* Start Data extract *
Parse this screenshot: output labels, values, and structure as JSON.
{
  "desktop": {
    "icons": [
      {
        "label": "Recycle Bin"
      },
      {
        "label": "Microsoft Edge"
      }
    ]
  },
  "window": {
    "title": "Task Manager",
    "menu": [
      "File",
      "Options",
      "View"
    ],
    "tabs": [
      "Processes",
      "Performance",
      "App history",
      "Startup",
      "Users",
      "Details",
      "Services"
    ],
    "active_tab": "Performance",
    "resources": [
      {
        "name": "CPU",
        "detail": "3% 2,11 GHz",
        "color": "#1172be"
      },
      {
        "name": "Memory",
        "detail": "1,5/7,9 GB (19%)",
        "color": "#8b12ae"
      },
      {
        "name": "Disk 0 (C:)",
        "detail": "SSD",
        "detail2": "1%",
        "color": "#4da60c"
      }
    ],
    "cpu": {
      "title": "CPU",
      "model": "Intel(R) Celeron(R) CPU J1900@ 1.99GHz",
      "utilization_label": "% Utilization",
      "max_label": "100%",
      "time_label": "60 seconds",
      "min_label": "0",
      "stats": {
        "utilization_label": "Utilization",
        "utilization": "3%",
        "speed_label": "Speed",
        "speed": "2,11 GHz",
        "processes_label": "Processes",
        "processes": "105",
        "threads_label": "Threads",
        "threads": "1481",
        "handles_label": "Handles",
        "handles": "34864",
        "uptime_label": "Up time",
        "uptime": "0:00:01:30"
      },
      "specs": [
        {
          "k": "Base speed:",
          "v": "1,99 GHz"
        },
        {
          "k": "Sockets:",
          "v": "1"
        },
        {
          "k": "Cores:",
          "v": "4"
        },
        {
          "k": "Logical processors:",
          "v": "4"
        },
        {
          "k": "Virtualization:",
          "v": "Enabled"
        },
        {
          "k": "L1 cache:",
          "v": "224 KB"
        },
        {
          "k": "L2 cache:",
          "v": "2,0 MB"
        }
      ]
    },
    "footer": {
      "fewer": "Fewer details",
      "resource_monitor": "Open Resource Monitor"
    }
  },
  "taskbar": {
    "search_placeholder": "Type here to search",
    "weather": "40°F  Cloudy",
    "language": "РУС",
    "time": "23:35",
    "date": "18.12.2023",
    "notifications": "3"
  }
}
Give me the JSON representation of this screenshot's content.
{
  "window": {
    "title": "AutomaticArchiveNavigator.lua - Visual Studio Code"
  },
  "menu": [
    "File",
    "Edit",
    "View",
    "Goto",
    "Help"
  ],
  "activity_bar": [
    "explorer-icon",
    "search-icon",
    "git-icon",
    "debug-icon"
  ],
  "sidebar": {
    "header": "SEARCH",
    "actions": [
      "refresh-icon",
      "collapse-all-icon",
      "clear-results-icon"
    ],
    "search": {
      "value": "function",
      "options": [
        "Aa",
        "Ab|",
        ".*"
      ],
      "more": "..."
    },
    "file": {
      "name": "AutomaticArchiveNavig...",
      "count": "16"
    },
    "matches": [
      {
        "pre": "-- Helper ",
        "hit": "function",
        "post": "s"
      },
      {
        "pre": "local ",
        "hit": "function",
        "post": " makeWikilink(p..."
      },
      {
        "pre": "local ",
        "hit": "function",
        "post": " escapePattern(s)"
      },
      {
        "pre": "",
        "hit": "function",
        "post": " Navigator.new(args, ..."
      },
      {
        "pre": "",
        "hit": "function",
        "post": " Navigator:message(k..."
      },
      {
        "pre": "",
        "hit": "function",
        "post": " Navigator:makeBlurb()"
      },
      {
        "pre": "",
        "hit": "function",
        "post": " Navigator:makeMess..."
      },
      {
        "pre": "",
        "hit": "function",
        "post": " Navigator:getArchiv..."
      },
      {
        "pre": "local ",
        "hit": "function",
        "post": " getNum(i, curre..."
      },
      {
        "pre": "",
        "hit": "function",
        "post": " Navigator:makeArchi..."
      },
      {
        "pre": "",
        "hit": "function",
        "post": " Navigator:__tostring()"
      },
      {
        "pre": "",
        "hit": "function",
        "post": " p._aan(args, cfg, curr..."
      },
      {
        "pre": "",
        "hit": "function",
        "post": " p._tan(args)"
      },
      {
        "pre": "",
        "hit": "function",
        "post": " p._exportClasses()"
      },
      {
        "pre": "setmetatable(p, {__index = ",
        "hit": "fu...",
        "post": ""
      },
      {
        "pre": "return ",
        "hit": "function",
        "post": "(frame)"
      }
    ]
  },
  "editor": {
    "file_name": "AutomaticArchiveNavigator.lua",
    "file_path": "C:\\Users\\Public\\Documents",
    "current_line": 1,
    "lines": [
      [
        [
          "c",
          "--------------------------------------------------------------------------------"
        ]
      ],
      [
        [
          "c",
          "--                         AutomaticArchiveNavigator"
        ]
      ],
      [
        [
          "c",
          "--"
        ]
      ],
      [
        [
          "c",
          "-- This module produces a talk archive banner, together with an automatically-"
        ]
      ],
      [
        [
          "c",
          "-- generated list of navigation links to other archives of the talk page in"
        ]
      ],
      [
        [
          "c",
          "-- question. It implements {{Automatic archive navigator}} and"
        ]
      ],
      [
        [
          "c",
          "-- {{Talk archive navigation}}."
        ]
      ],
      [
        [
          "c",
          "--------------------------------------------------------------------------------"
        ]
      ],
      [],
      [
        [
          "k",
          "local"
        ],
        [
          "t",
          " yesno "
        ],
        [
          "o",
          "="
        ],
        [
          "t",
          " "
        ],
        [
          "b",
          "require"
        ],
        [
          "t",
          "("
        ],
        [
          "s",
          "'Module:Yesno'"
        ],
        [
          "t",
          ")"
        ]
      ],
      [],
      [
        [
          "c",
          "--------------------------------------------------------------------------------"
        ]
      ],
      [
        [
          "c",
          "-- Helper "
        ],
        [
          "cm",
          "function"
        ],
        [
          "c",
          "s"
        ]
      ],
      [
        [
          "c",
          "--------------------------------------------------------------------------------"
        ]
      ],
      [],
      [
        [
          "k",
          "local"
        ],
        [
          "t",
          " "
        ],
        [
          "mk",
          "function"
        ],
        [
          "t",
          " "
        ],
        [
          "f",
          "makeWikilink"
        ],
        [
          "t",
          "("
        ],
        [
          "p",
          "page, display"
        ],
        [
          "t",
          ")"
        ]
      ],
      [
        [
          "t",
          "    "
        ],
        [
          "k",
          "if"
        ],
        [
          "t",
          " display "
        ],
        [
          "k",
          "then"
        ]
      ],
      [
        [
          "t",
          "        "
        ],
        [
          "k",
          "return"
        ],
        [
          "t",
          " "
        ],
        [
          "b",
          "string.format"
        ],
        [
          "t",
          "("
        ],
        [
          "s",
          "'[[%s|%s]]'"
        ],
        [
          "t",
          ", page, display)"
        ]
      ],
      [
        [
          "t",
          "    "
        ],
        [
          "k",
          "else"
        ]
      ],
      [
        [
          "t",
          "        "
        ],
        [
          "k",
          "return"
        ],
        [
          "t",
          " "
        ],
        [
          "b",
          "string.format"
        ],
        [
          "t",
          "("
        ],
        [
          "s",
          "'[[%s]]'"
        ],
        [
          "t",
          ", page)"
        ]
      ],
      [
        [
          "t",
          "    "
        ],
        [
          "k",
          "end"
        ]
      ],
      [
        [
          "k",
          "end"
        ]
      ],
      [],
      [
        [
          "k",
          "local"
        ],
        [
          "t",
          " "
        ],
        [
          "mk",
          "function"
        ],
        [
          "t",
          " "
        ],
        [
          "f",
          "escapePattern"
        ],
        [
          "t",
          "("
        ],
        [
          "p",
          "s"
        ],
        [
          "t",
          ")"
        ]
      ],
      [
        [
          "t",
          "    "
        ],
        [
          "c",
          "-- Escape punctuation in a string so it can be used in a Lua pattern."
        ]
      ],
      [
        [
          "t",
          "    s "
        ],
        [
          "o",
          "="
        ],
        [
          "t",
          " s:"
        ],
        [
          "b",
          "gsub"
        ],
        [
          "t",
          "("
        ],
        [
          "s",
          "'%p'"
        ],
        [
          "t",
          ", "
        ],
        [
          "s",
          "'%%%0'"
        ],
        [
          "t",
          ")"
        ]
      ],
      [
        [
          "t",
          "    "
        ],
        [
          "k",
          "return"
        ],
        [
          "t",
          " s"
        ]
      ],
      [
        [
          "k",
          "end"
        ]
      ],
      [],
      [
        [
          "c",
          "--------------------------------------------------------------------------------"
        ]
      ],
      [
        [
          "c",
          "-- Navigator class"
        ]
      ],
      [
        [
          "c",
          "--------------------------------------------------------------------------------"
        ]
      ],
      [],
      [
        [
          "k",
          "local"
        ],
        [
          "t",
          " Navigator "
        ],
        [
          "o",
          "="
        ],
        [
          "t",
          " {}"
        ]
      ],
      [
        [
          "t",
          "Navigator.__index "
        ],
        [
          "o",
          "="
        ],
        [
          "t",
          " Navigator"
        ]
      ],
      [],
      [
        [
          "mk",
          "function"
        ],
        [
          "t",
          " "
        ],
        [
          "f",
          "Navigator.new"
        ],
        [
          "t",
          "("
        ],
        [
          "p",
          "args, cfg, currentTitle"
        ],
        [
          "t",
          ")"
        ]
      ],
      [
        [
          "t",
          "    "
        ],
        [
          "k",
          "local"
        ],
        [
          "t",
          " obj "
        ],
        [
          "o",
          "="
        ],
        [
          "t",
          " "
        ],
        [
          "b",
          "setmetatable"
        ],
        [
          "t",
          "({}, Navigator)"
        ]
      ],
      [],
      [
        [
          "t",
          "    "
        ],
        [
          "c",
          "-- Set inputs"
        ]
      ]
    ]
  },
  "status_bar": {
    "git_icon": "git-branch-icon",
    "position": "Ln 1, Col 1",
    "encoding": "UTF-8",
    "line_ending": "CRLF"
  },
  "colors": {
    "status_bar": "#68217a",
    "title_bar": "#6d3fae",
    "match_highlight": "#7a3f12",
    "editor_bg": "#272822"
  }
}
* End Data extract *
Job:
Copy out every line of the data that includes the word "Performance".

Solution:
      "Performance",
    "active_tab": "Performance",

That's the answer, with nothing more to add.